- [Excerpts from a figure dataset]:
------------

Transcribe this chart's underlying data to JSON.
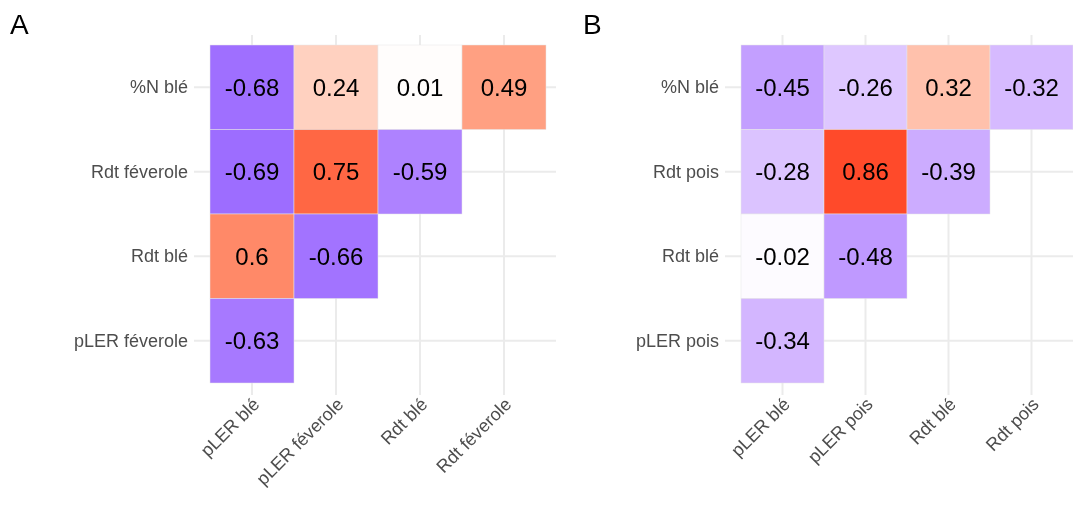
{
  "chart_data": [
    {
      "type": "heatmap",
      "title": "A",
      "categories": [
        "pLER blé",
        "pLER féverole",
        "Rdt blé",
        "Rdt féverole"
      ],
      "y_categories": [
        "%N blé",
        "Rdt féverole",
        "Rdt blé",
        "pLER féverole"
      ],
      "cells": [
        [
          -0.68,
          0.24,
          0.01,
          0.49
        ],
        [
          -0.69,
          0.75,
          -0.59,
          null
        ],
        [
          0.6,
          -0.66,
          null,
          null
        ],
        [
          -0.63,
          null,
          null,
          null
        ]
      ],
      "data_labels": true,
      "colors": [
        "#7c48ff",
        "#ffffff",
        "#ff4a2a"
      ],
      "grid": true
    },
    {
      "type": "heatmap",
      "title": "B",
      "categories": [
        "pLER blé",
        "pLER pois",
        "Rdt blé",
        "Rdt pois"
      ],
      "y_categories": [
        "%N blé",
        "Rdt pois",
        "Rdt blé",
        "pLER pois"
      ],
      "cells": [
        [
          -0.45,
          -0.26,
          0.32,
          -0.32
        ],
        [
          -0.28,
          0.86,
          -0.39,
          null
        ],
        [
          -0.02,
          -0.48,
          null,
          null
        ],
        [
          -0.34,
          null,
          null,
          null
        ]
      ],
      "data_labels": true,
      "colors": [
        "#7c48ff",
        "#ffffff",
        "#ff4a2a"
      ],
      "grid": true
    }
  ]
}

------------

- [Directions for this task]:
Pictures are excluded; copy every other part of the records exactly.

- [Exercise output]:
Transcribe this chart's underlying data to JSON.
{
  "chart_data": [
    {
      "type": "heatmap",
      "title": "A",
      "categories": [
        "pLER blé",
        "pLER féverole",
        "Rdt blé",
        "Rdt féverole"
      ],
      "y_categories": [
        "%N blé",
        "Rdt féverole",
        "Rdt blé",
        "pLER féverole"
      ],
      "cells": [
        [
          -0.68,
          0.24,
          0.01,
          0.49
        ],
        [
          -0.69,
          0.75,
          -0.59,
          null
        ],
        [
          0.6,
          -0.66,
          null,
          null
        ],
        [
          -0.63,
          null,
          null,
          null
        ]
      ],
      "data_labels": true,
      "colors": [
        "#7c48ff",
        "#ffffff",
        "#ff4a2a"
      ],
      "grid": true
    },
    {
      "type": "heatmap",
      "title": "B",
      "categories": [
        "pLER blé",
        "pLER pois",
        "Rdt blé",
        "Rdt pois"
      ],
      "y_categories": [
        "%N blé",
        "Rdt pois",
        "Rdt blé",
        "pLER pois"
      ],
      "cells": [
        [
          -0.45,
          -0.26,
          0.32,
          -0.32
        ],
        [
          -0.28,
          0.86,
          -0.39,
          null
        ],
        [
          -0.02,
          -0.48,
          null,
          null
        ],
        [
          -0.34,
          null,
          null,
          null
        ]
      ],
      "data_labels": true,
      "colors": [
        "#7c48ff",
        "#ffffff",
        "#ff4a2a"
      ],
      "grid": true
    }
  ]
}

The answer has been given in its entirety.